= WHAT TO DO =
Scan each line of the records for the word "Families" and extract the ones that have it.

= TASK INPUT =
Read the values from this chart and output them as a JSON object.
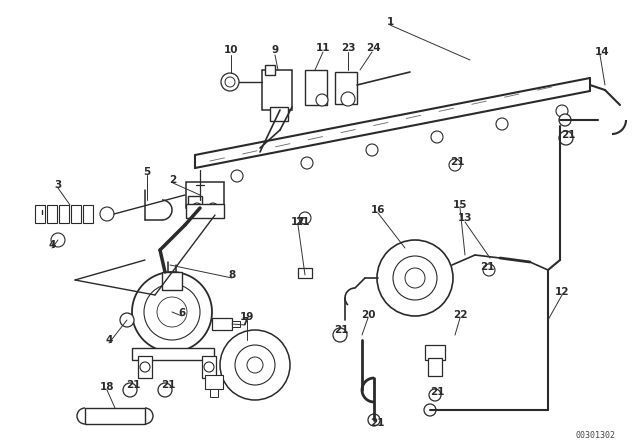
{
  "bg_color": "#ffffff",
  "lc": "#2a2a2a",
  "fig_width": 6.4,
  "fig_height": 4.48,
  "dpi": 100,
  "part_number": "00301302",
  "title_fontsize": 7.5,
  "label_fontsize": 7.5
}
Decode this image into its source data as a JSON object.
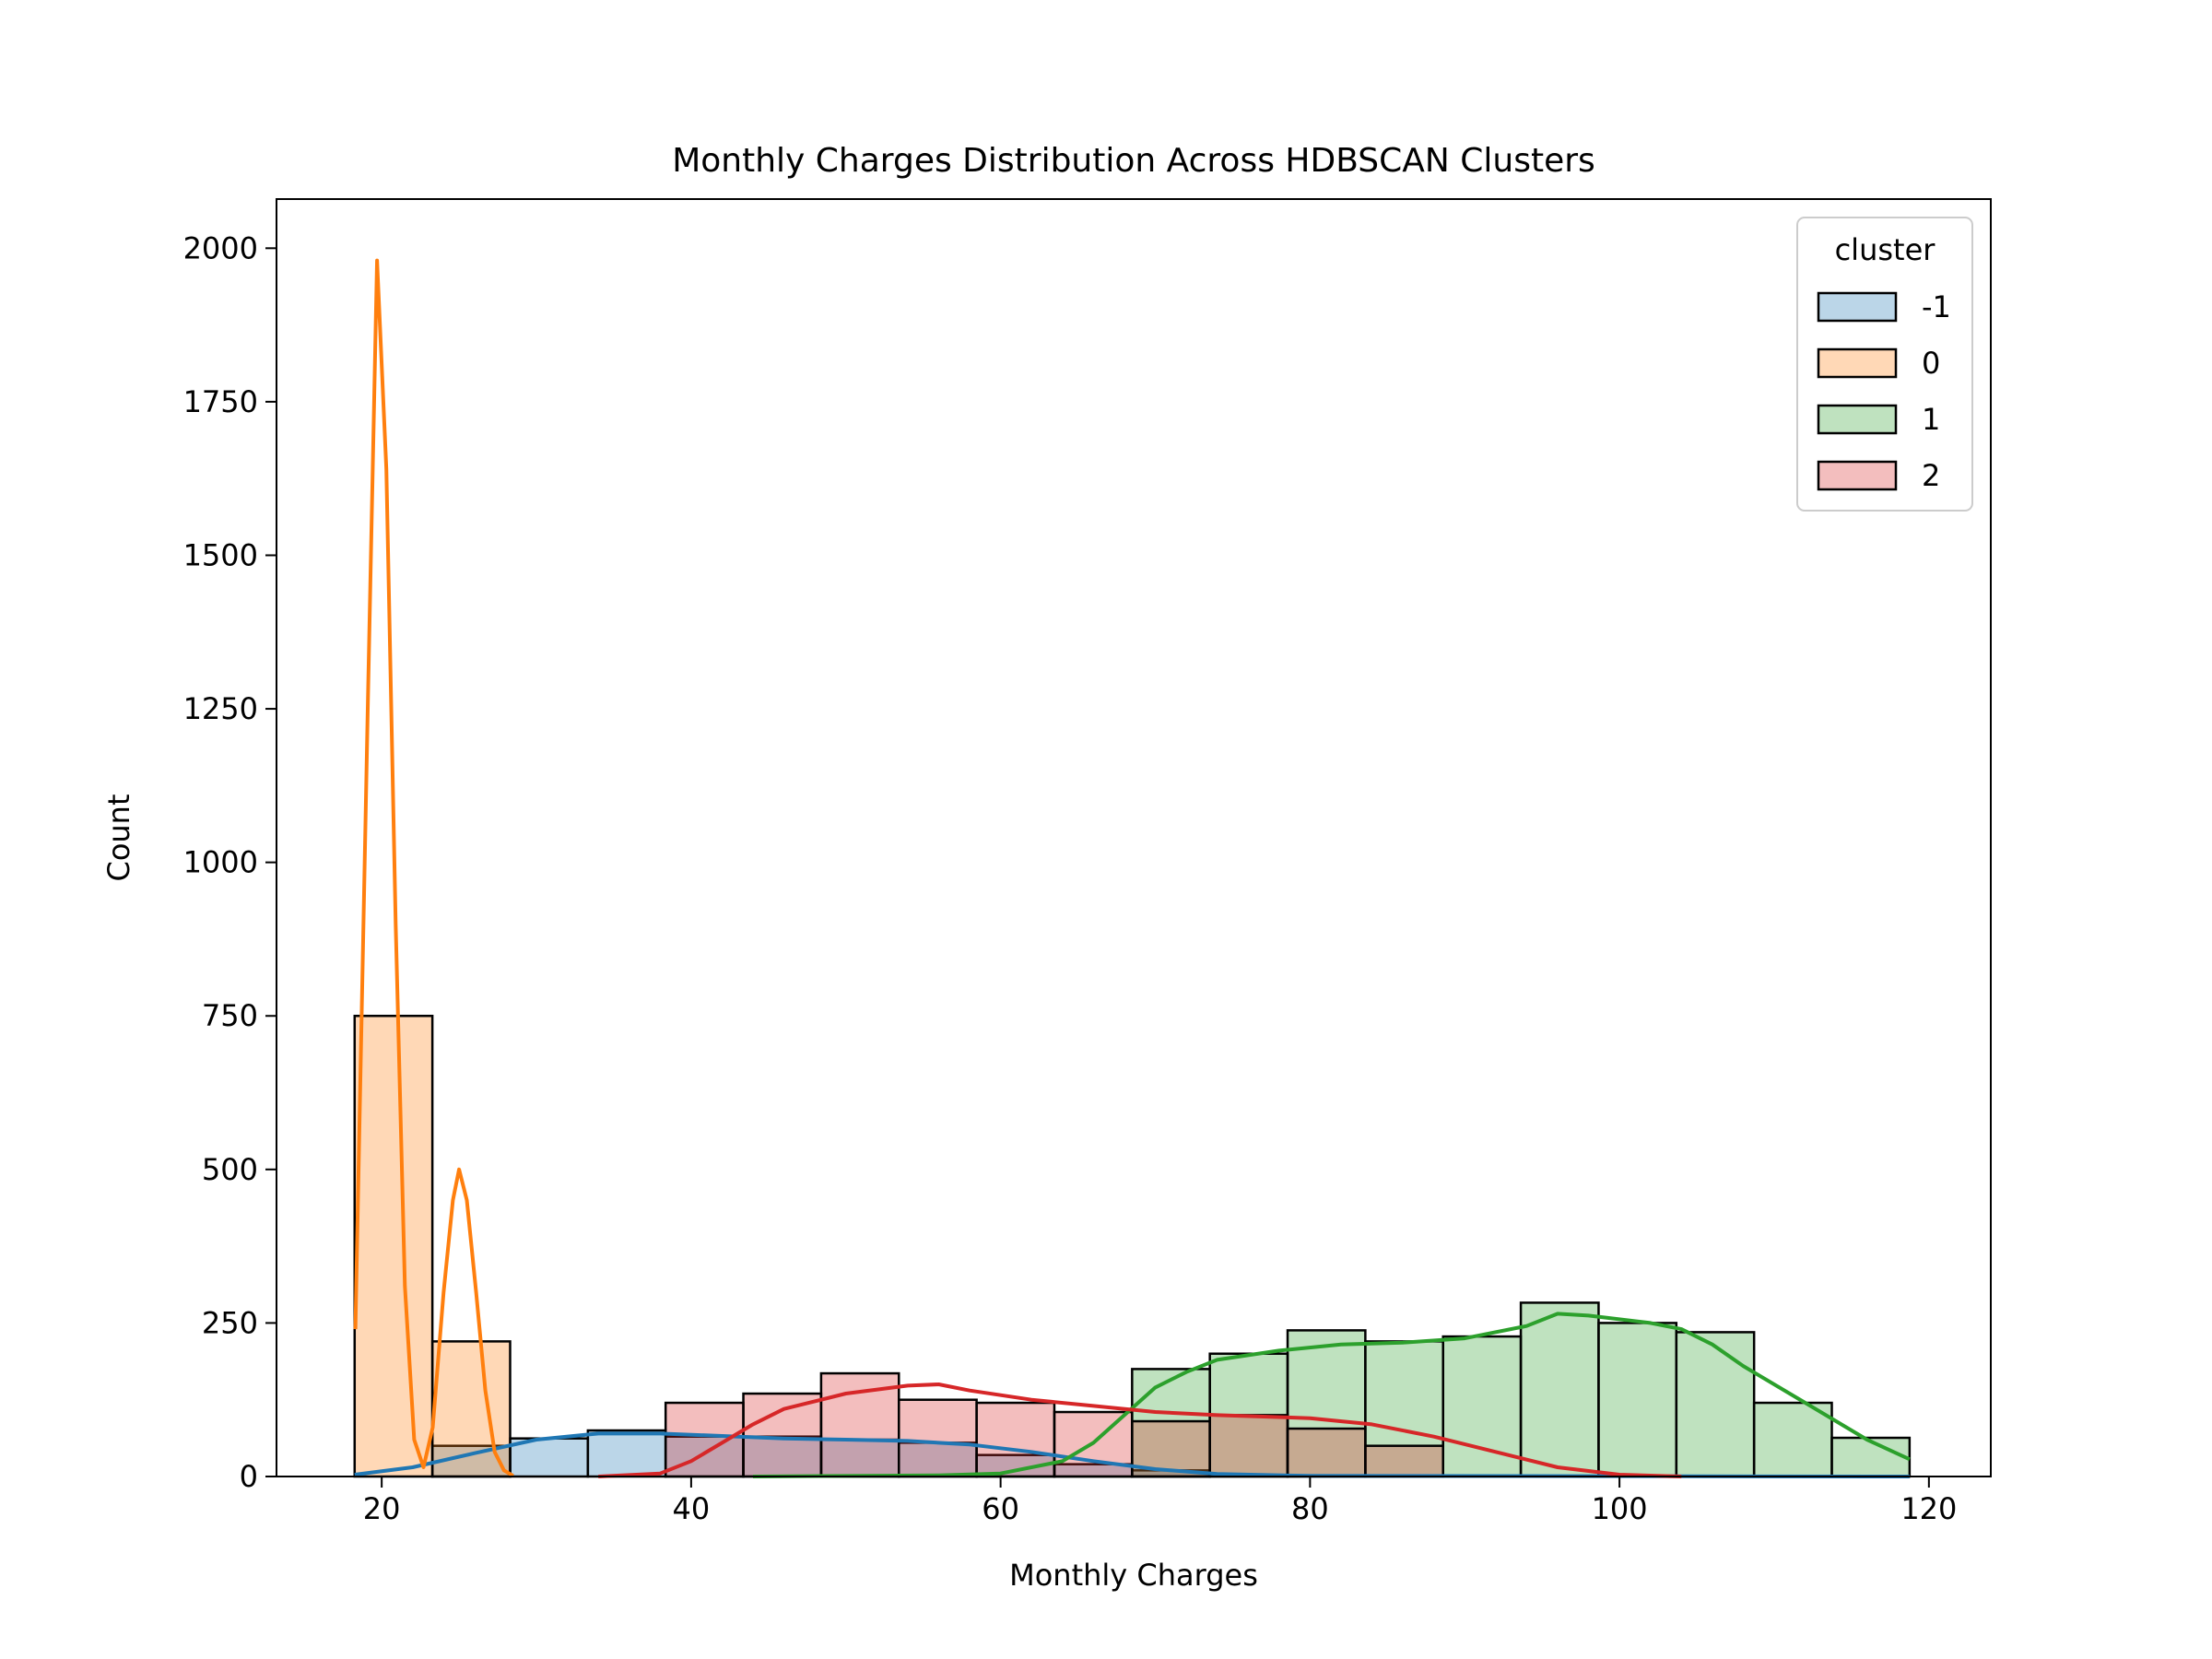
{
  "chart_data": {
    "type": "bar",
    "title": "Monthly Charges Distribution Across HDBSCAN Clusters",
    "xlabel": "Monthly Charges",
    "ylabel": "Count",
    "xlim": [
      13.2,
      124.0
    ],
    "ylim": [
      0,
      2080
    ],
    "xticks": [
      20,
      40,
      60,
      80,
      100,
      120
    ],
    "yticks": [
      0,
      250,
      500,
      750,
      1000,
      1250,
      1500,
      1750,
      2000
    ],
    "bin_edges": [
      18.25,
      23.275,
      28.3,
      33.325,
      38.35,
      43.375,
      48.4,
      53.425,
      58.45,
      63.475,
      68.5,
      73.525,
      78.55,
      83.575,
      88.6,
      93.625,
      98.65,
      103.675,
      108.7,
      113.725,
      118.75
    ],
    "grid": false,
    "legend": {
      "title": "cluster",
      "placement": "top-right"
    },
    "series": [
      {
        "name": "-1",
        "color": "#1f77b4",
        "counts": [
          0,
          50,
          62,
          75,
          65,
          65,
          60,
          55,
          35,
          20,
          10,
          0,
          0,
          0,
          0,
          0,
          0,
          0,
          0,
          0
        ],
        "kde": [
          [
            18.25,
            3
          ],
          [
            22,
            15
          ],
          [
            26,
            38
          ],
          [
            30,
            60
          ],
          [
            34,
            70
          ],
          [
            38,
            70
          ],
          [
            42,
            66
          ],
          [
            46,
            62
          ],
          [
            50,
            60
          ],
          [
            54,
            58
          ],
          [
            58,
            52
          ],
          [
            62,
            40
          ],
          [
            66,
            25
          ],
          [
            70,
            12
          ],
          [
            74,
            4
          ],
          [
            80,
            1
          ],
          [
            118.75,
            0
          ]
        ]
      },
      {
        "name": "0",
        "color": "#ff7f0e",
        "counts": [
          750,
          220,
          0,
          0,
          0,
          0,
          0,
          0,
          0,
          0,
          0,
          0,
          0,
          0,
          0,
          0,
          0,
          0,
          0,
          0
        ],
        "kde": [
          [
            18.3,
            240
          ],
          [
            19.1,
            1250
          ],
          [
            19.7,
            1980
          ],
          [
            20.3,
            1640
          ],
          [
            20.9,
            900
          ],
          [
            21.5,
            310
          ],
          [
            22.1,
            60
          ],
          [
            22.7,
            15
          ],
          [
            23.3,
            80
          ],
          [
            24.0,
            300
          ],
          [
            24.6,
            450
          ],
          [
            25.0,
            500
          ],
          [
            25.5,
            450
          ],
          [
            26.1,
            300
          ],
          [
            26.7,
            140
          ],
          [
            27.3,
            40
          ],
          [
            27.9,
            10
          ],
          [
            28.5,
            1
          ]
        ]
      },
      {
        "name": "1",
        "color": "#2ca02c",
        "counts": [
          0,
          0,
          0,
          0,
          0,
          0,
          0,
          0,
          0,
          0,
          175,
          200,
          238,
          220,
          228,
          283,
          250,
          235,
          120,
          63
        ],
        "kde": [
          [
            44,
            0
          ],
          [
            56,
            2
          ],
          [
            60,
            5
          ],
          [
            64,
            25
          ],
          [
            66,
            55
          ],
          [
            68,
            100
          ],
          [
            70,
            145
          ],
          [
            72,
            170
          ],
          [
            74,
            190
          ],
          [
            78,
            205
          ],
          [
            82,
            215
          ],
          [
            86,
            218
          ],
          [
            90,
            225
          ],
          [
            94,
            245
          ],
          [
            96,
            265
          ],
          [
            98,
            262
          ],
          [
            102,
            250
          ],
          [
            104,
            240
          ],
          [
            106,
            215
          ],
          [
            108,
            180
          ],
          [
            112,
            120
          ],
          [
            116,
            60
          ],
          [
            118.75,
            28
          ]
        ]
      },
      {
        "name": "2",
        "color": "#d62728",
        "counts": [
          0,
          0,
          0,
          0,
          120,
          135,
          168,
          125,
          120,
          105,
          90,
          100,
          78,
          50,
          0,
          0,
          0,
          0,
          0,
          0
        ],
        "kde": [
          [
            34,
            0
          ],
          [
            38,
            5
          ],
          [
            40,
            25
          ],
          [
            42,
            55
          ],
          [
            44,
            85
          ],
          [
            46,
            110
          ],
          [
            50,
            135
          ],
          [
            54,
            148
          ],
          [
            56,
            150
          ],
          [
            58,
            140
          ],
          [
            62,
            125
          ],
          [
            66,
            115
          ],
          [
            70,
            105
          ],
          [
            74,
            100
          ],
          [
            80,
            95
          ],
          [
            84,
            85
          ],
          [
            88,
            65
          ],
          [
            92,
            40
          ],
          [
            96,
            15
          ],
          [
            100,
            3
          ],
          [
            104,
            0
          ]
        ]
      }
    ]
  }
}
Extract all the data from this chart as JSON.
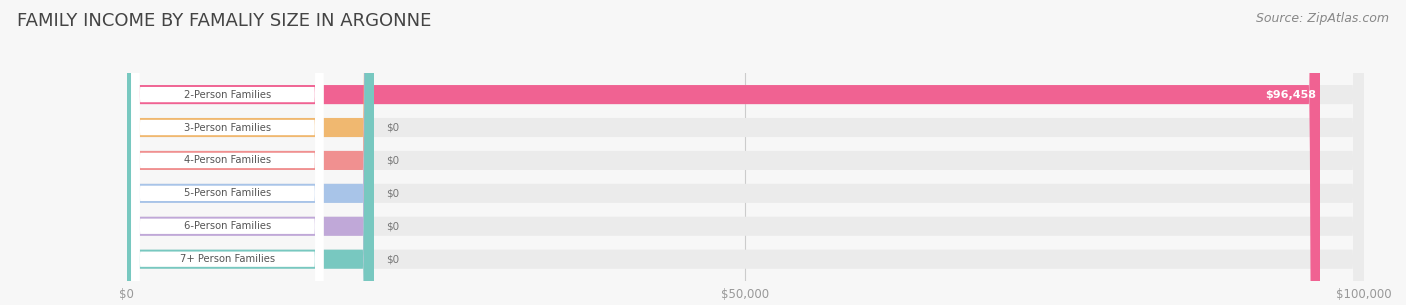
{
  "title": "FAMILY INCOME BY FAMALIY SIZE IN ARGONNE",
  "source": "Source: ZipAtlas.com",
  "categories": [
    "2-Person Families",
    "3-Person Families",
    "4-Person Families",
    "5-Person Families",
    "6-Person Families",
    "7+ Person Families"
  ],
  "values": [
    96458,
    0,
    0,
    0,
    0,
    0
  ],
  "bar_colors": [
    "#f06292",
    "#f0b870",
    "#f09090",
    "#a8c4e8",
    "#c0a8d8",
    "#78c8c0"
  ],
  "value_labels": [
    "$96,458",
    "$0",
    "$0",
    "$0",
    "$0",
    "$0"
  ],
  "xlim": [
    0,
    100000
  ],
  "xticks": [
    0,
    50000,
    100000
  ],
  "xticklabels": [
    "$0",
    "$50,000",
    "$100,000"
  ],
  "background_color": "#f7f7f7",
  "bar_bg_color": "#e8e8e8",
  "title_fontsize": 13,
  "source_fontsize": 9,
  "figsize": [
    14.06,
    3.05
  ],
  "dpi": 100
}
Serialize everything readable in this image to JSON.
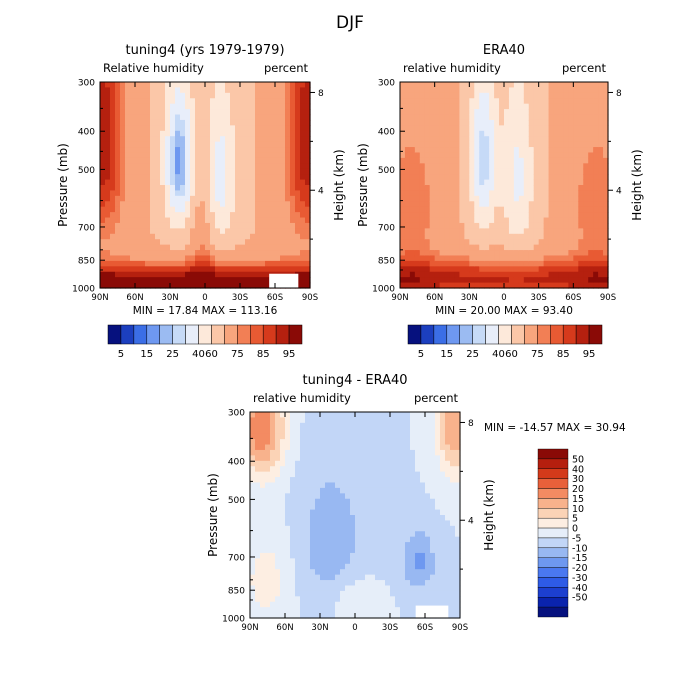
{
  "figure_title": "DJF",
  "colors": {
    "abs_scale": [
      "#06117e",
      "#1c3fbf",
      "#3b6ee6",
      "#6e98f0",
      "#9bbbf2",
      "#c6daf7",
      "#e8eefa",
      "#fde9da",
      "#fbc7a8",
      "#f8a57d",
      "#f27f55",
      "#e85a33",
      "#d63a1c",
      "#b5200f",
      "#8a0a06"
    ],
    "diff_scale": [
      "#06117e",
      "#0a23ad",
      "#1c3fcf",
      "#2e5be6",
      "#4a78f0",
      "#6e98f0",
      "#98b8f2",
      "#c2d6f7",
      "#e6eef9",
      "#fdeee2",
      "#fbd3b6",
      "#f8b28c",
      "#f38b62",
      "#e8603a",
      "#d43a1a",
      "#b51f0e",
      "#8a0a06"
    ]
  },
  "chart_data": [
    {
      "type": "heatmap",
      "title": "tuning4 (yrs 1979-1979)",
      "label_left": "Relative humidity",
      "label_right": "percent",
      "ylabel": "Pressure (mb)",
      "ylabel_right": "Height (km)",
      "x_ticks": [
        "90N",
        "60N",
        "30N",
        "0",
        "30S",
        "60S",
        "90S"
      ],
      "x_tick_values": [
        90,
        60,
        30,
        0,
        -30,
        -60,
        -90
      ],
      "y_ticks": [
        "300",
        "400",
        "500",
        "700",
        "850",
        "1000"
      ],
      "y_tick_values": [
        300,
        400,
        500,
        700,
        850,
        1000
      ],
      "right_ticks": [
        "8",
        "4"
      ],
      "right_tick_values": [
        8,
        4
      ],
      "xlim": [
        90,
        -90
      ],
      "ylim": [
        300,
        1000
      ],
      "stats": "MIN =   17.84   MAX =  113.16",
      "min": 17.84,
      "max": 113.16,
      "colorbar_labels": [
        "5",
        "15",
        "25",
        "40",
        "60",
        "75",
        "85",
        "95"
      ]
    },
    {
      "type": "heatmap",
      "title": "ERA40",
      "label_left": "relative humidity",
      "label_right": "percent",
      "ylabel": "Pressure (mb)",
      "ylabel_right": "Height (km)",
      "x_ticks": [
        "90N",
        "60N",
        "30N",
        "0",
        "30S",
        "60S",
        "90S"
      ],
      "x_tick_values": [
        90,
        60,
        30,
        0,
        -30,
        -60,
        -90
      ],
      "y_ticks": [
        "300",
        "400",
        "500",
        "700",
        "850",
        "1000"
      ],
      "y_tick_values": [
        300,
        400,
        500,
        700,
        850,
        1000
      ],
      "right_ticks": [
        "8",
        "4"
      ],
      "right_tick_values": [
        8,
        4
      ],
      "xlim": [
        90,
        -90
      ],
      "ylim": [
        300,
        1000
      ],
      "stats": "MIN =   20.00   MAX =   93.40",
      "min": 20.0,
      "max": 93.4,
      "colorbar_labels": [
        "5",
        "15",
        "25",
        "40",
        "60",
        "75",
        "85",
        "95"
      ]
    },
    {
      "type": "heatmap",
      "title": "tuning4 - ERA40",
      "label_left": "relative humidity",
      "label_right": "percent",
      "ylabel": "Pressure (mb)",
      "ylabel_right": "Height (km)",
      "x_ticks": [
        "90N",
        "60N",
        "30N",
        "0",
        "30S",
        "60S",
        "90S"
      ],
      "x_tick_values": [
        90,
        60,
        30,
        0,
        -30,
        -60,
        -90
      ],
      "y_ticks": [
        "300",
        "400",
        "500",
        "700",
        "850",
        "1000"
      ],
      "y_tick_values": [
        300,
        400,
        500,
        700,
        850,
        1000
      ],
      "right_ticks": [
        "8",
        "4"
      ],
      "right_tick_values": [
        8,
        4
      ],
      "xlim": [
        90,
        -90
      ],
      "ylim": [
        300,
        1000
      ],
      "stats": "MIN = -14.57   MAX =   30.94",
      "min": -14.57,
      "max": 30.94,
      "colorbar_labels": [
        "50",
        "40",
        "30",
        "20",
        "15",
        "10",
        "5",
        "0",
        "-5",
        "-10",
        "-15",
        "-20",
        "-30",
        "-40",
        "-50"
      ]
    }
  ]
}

= REPLY =
    "2-Person Families",
    "3-Person Families",
    "4-Person Families",
    "5-Person Families",
    "6-Person Families",
    "7+ Person Families"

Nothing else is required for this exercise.